--- Texto del ejercicio ---
= = = = =
Bryan Huamanlazo Cusipuma (19) iba al estadio a ver jugar a la “U” desde que era niño.
Con educación secundaria trunca y precarios empleos diversos, encontraba en el fútbol una actividad que le permitía hacer amigos entre peleas callejeras y ser parte de un grupo de aficionados con violento gusto por el vandalismo.
Lamentablemente, Bryan murió de un balazo en el pecho, el domingo pasado, en medio de una trifulca interna de la Trinchera Norte, grupo al que pertenecía, y que estaba siendo anunciada vía redes sociales con días de anticipación.
Como Bryan, son miles los adolescentes de Lima de economía crítica y destinos inciertos que se unen a las barras bravas para “disfrutar”, a su manera, del espectáculo deportivo. Ellos se organizan en camarillas de barrio –como La Tropa de Canto Grande, grupo de Huamanlazo– con las cuales también llevan a cabo una serie de actividades de criminalidad inicial bajo el pretexto de “amor por su equipo”.
= = = = =
--- Extractos de datos ---
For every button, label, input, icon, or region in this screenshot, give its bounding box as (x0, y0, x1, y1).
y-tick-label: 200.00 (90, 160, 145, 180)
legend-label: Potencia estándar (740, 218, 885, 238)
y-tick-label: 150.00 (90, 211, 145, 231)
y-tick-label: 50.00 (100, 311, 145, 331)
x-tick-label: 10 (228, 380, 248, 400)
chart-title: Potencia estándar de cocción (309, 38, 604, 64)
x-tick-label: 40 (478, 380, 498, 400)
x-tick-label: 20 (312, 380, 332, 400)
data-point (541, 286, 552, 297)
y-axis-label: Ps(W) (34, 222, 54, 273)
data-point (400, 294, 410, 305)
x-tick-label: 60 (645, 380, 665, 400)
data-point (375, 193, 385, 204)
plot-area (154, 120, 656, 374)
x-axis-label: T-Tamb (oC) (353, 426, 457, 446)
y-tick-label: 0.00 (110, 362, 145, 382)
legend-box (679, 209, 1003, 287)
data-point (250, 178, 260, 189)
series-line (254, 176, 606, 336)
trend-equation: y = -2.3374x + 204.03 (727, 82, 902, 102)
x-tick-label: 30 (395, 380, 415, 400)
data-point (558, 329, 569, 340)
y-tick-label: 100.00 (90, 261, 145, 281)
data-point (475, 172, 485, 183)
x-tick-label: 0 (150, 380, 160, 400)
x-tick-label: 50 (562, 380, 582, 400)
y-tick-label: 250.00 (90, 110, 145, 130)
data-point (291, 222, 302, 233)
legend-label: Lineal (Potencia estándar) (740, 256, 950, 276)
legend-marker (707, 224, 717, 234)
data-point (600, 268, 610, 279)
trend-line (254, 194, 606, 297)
= = = = =
--- Lo que se pide ---
Retoma el texto sobre la muerte de Bryan Huamanlazo y las barras bravas, y continúalo a partir de su última oración. Los registros no intervienen en lo que aquí se pide.

--- Espacio de respuesta ---
Entre estas actividades está el llamado “guerreo” callejero contra hinchas de otros clubes, y el dejar a su paso marcas de presencia y prepotencia sobre sus rutas de dominio –como lunas rotas, destrucción de patrimonio, o robos a vecinos– con el fin de transmitir imágenes de caos y un clima de pánico que imponen por la fuerza.
Semejante turba social no ha sido extraña a los clubes más populares y algunos de estos desplegaron una suerte de estrategia de fidelización, dándole entradas a los grupos barriales para asegurar su presencia en los partidos. Entre ellos ha sido la “U” la señalada como uno de las que con mayor empeño ha empleado, pese a las condenas, esta práctica, motivando entre sus fanáticos encarnizadas pugnas por el control de los tickets.
Lo que vimos la tarde del domingo en el Estadio Monumental fue una muestra de esta tensión: grupos de los conos este y oeste se enfrentaron al grupo central por el manejo de este recurso, que no solo les da ingresos –las cerca de 1.800 entradas se revenden a 3, 4 y 5 soles– sino que establece redes de solidaridad violenta conformando un poder paralelo de coerción y fuerza de choque al servicio de las directivas.
A estas alturas, cabe preguntarse en qué momento un deporte tan noble y de tan popular tradición se fue al trasto con todo esto, y cómo así las instituciones involucradas en su marcha lo permitieron.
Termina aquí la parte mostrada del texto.